▸ **TRECHO DO DOCUMENTO**:
Bairros

Entulho retorna a áreas inapropriadas

Gilmar Dias
| Tempo de leitura: 3 min

Os entulhos remanescentes da construção civil estão sendo despejados em locais inapropriados, muitos dos quais áreas de preservação ambiental. A denúncia é do vereador Rodrigo Agostinho (PMDB). O parlamentar diz que o setor produz cerca de 600 toneladas diárias de resíduos. Ele aponta as margens da avenida Comendador José da Silva Martha e a região do viaduto Antonio Eufrásio Toledo como os locais mais visados para os despejos.

O secretário municipal de Meio Ambiente, Luiz Pires, confirma a existência do problema. Ele informa que em julho de 2002 a erosão da Pousada da Esperança - único local autorizado para o despejo dos entulhos - recebeu 3,8 mil caçambas contra 750 no mesmo mês deste ano.

Segundo Pires, nos últimos dias seis empresas operadoras do setor - de um total de 26 cadastradas - foram multadas em R$ 500,00 por descumprirem a legislação. Assustado com a queda brusca no despejo das caçambas na erosão da Pousada da Esperança, o secretário diz que só a retração na construção civil não poderia ter provocado a situação.

“Os números podem até mostrar que houve uma retração no setor, mas infelizmente constatamos que as empresas de caçambas romperam o acordo que mantinham com a Semma, que era o de não depositar entulhos nas áreas não permitidas”, explica.

No final de 2001, um estudo apontou que Bauru apresentava 52 pontos de despejos de resíduos da construção civil. “A maioria desses estava em área de preservação permanente, ou seja, beira de rios e vales”, lembra.

O secretário conta que a situação foi revertida após um trabalho de conscientização realizado junto às empresas, carroceiros e transportadoras de resíduos.

“Foi tudo muito bem até o final do ano passado. Mas nos últimos meses percebemos que as caçambas voltaram a despejar resíduos em locais não autorizados. Avisamos todas as empresas que retornaríamos com a fiscalização. Foi quando flagramos as seis empresas. Foram multadas no ato.”

Usina

O Conselho Nacional do Meio Ambiente (Conama) expediu uma resolução que displina a geração e a deposição final dos resíduos do setor de construção civil. “Existem alguns prazos que deverão ser cumpridos a partir do ano que vem em relação à separação do material na própria obra e sua deposição final em aterros licenciados”, comenta.

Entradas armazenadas
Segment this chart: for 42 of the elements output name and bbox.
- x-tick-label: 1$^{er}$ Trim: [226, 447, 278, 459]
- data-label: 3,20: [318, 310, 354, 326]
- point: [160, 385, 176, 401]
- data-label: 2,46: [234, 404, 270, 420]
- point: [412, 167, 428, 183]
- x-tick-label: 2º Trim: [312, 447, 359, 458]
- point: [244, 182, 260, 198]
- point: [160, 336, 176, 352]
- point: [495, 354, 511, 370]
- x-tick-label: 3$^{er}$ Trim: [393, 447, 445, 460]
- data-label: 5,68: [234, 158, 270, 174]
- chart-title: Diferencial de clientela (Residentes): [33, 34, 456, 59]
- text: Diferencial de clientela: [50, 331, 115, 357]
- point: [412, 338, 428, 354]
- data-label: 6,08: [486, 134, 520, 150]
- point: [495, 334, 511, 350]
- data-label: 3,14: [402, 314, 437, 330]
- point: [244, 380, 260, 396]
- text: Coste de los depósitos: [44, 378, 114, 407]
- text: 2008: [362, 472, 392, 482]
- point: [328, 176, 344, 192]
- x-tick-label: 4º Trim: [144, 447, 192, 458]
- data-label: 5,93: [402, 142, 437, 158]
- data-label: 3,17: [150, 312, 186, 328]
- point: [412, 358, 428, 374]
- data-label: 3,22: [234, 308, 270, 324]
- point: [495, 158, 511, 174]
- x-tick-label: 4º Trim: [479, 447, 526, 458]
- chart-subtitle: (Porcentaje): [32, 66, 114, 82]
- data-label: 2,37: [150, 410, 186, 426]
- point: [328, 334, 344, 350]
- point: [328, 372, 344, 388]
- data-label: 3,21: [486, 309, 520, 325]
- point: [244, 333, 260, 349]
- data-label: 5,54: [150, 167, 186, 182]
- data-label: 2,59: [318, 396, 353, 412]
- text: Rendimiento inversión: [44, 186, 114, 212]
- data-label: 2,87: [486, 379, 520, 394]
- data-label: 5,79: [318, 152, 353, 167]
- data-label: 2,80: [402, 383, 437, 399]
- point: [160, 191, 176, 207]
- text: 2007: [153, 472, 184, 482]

▸ **TAREFA ATRIBUÍDA 1**: Na reportagem sobre o entulho, quantas toneladas de resíduos o setor da construção civil produz por dia, segundo o vereador?
▸ **TAREFA ATRIBUÍDA 2**: Devolva o trecho da reportagem sobre o entulho de "O secretário municipal" até "mês deste ano.".
▸ **TAREFA ATRIBUÍDA 3**: Resuma a reportagem sobre o entulho em duas frases.

▸ **RESULTADO DA TAREFA 1**: Cerca de 600 toneladas diárias.

▸ **RESULTADO DA TAREFA 2**:
O secretário municipal de Meio Ambiente, Luiz Pires, confirma a existência do problema. Ele informa que em julho de 2002 a erosão da Pousada da Esperança - único local autorizado para o despejo dos entulhos - recebeu 3,8 mil caçambas contra 750 no mesmo mês deste ano.

▸ **RESULTADO DA TAREFA 3**: O vereador Rodrigo Agostinho denuncia que os entulhos da construção civil estão sendo despejados em locais inapropriados, muitos deles áreas de preservação ambiental. O secretário municipal de Meio Ambiente, Luiz Pires, confirma o problema e informa que seis empresas de caçambas foram multadas em R$ 500,00 por descumprirem a legislação.